Given task :: In the data, extract each line that holds the string "theories".

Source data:
·····

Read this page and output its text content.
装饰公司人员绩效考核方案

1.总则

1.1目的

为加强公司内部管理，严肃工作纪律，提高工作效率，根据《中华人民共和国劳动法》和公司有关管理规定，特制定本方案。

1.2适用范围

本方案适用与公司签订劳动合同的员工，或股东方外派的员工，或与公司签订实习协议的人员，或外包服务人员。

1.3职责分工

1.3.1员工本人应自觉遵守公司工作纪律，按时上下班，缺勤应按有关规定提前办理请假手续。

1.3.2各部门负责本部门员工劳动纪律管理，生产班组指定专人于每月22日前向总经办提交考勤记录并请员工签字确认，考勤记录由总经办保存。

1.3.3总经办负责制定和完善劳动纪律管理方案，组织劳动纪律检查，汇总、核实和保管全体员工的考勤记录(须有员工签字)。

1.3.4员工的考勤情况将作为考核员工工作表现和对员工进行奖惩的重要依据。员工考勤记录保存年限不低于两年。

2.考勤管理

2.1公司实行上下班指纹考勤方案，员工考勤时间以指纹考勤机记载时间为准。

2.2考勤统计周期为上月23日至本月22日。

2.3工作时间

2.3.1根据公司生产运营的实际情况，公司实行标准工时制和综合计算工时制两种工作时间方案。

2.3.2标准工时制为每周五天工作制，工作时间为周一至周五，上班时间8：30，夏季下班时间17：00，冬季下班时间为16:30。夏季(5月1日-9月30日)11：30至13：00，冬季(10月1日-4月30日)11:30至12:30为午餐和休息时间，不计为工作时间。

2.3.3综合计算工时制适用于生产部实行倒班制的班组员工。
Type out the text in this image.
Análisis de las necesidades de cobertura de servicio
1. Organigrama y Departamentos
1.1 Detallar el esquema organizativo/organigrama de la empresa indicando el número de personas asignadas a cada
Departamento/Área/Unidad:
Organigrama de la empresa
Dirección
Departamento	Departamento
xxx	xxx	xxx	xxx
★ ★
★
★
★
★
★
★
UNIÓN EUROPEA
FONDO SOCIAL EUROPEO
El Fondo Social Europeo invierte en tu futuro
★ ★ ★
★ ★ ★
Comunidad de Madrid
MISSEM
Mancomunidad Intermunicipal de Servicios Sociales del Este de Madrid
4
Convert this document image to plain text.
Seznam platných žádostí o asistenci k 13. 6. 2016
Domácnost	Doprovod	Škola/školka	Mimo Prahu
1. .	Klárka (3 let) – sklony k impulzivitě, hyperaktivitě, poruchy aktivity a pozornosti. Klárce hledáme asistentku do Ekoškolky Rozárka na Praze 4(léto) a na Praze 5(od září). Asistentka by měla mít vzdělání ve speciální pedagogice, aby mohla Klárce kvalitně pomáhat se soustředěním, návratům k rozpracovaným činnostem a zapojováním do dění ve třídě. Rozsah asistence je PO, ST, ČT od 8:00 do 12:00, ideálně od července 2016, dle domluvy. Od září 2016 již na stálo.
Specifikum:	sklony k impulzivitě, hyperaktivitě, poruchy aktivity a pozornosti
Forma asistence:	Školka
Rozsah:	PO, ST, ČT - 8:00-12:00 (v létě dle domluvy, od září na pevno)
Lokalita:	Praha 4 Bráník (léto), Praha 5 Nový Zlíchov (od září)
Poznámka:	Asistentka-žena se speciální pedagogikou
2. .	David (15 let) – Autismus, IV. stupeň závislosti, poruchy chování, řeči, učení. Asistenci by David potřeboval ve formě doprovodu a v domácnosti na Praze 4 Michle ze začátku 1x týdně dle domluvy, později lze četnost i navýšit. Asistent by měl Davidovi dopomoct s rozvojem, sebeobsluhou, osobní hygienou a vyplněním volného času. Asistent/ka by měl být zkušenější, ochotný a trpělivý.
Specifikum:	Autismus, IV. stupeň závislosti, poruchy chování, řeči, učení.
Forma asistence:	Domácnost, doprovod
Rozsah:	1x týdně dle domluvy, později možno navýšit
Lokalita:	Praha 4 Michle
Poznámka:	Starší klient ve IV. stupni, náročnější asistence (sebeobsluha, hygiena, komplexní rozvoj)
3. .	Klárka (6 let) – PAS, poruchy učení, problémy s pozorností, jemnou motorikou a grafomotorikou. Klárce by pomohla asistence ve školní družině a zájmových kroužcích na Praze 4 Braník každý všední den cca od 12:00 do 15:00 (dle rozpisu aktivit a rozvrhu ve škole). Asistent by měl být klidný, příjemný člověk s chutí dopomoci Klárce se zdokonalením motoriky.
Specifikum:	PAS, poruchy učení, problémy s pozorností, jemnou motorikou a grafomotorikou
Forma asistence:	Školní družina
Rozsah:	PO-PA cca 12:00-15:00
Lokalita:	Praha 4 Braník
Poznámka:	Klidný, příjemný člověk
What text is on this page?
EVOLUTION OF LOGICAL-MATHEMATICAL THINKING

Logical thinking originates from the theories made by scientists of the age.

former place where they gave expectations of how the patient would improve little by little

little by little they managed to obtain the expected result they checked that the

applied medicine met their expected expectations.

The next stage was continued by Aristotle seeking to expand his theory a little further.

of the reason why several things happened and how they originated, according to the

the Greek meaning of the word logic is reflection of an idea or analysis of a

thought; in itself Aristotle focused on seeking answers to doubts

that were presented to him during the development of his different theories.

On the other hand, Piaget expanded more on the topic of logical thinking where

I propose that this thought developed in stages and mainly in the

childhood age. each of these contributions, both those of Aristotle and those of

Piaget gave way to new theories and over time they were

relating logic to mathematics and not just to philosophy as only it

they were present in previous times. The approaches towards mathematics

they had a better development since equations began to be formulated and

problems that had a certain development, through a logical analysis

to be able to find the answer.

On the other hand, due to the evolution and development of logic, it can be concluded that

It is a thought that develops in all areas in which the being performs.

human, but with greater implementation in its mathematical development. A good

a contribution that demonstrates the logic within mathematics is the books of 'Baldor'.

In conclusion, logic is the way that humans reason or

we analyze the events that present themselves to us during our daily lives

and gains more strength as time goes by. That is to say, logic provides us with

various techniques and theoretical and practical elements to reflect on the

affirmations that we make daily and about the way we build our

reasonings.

·····

Exercise answer ::
Logical thinking originates from the theories made by scientists of the age.
that were presented to him during the development of his different theories.
Piaget gave way to new theories and over time they were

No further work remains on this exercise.